--- BEGIN INPUT FOR THIS TASK ---

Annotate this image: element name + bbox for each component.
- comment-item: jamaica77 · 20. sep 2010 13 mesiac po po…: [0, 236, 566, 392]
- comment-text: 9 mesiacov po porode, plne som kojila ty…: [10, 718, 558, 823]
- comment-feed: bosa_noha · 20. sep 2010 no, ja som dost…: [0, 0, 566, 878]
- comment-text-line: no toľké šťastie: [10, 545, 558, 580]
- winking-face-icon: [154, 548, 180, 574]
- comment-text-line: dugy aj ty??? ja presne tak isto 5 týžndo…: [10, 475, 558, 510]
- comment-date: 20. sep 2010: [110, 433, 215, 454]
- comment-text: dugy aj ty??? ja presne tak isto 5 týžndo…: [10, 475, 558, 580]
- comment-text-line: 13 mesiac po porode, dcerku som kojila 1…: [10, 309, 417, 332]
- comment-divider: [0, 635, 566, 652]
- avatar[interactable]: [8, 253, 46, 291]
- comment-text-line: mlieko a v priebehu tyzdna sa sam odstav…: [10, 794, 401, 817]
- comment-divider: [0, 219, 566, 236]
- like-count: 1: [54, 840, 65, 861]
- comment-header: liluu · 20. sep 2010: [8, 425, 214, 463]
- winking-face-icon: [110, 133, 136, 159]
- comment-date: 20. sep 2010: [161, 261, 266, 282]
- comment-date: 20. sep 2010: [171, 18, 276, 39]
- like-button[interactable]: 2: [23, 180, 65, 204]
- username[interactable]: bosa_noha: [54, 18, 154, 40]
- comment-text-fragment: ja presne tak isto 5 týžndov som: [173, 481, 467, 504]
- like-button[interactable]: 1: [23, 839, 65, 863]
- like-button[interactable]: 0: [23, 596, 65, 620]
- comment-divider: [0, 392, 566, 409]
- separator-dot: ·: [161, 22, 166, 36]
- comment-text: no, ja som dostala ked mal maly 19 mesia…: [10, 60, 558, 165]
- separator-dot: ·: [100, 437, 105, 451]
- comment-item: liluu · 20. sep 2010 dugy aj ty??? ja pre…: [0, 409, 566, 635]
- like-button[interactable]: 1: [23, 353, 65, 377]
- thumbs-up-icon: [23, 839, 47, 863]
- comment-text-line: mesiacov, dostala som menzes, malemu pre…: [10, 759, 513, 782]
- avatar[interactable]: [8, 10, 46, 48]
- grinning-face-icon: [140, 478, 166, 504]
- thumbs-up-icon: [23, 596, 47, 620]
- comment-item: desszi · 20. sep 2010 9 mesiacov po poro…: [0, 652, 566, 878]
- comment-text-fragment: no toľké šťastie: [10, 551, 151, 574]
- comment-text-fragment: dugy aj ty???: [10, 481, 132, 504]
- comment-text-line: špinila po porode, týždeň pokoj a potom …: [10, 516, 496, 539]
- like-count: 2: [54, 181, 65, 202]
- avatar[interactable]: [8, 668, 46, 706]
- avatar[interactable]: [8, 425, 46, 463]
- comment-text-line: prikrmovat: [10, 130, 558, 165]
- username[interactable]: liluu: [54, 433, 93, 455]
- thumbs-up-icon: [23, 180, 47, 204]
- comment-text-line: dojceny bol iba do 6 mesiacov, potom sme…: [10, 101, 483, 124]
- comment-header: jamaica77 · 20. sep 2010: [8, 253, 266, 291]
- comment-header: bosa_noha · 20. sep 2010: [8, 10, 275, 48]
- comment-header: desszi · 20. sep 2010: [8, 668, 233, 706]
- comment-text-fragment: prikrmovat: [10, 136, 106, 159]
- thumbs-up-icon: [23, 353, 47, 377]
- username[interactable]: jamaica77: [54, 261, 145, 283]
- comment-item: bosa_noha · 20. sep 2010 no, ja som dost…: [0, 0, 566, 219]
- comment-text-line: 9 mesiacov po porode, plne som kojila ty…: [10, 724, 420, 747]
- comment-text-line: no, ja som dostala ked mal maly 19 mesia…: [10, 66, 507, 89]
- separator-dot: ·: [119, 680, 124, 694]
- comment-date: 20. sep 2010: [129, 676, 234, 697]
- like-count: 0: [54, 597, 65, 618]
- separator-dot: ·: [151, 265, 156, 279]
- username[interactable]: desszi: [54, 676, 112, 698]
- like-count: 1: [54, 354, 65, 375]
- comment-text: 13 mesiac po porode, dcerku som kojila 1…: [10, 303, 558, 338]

--- END INPUT FOR THIS TASK ---

YOUR INSTRUCTIONS:
Rewrite every line of the data above, replacing each "thumbs-up-icon" with "like-icon" and leaving everything else unchanged.

TASK OUTPUT:
Annotate this image: element name + bbox for each component.
- comment-item: jamaica77 · 20. sep 2010 13 mesiac po po…: [0, 236, 566, 392]
- comment-text: 9 mesiacov po porode, plne som kojila ty…: [10, 718, 558, 823]
- comment-feed: bosa_noha · 20. sep 2010 no, ja som dost…: [0, 0, 566, 878]
- comment-text-line: no toľké šťastie: [10, 545, 558, 580]
- winking-face-icon: [154, 548, 180, 574]
- comment-text-line: dugy aj ty??? ja presne tak isto 5 týžndo…: [10, 475, 558, 510]
- comment-date: 20. sep 2010: [110, 433, 215, 454]
- comment-text: dugy aj ty??? ja presne tak isto 5 týžndo…: [10, 475, 558, 580]
- comment-text-line: 13 mesiac po porode, dcerku som kojila 1…: [10, 309, 417, 332]
- comment-divider: [0, 635, 566, 652]
- avatar[interactable]: [8, 253, 46, 291]
- comment-text-line: mlieko a v priebehu tyzdna sa sam odstav…: [10, 794, 401, 817]
- comment-divider: [0, 219, 566, 236]
- like-count: 1: [54, 840, 65, 861]
- comment-header: liluu · 20. sep 2010: [8, 425, 214, 463]
- winking-face-icon: [110, 133, 136, 159]
- comment-date: 20. sep 2010: [161, 261, 266, 282]
- comment-date: 20. sep 2010: [171, 18, 276, 39]
- like-button[interactable]: 2: [23, 180, 65, 204]
- username[interactable]: bosa_noha: [54, 18, 154, 40]
- comment-text-fragment: ja presne tak isto 5 týžndov som: [173, 481, 467, 504]
- like-button[interactable]: 1: [23, 839, 65, 863]
- like-button[interactable]: 0: [23, 596, 65, 620]
- comment-divider: [0, 392, 566, 409]
- separator-dot: ·: [161, 22, 166, 36]
- comment-text: no, ja som dostala ked mal maly 19 mesia…: [10, 60, 558, 165]
- separator-dot: ·: [100, 437, 105, 451]
- comment-item: liluu · 20. sep 2010 dugy aj ty??? ja pre…: [0, 409, 566, 635]
- like-button[interactable]: 1: [23, 353, 65, 377]
- like-icon: [23, 839, 47, 863]
- comment-text-line: mesiacov, dostala som menzes, malemu pre…: [10, 759, 513, 782]
- avatar[interactable]: [8, 10, 46, 48]
- grinning-face-icon: [140, 478, 166, 504]
- like-icon: [23, 596, 47, 620]
- comment-item: desszi · 20. sep 2010 9 mesiacov po poro…: [0, 652, 566, 878]
- comment-text-fragment: no toľké šťastie: [10, 551, 151, 574]
- comment-text-fragment: dugy aj ty???: [10, 481, 132, 504]
- comment-text-line: špinila po porode, týždeň pokoj a potom …: [10, 516, 496, 539]
- like-count: 2: [54, 181, 65, 202]
- avatar[interactable]: [8, 668, 46, 706]
- avatar[interactable]: [8, 425, 46, 463]
- comment-text-line: prikrmovat: [10, 130, 558, 165]
- username[interactable]: liluu: [54, 433, 93, 455]
- like-icon: [23, 180, 47, 204]
- comment-text-line: dojceny bol iba do 6 mesiacov, potom sme…: [10, 101, 483, 124]
- comment-header: jamaica77 · 20. sep 2010: [8, 253, 266, 291]
- comment-header: bosa_noha · 20. sep 2010: [8, 10, 275, 48]
- comment-header: desszi · 20. sep 2010: [8, 668, 233, 706]
- comment-text-fragment: prikrmovat: [10, 136, 106, 159]
- like-icon: [23, 353, 47, 377]
- username[interactable]: jamaica77: [54, 261, 145, 283]
- comment-item: bosa_noha · 20. sep 2010 no, ja som dost…: [0, 0, 566, 219]
- comment-text-line: 9 mesiacov po porode, plne som kojila ty…: [10, 724, 420, 747]
- comment-text-line: no, ja som dostala ked mal maly 19 mesia…: [10, 66, 507, 89]
- separator-dot: ·: [119, 680, 124, 694]
- comment-date: 20. sep 2010: [129, 676, 234, 697]
- like-count: 0: [54, 597, 65, 618]
- separator-dot: ·: [151, 265, 156, 279]
- username[interactable]: desszi: [54, 676, 112, 698]
- like-count: 1: [54, 354, 65, 375]
- comment-text: 13 mesiac po porode, dcerku som kojila 1…: [10, 303, 558, 338]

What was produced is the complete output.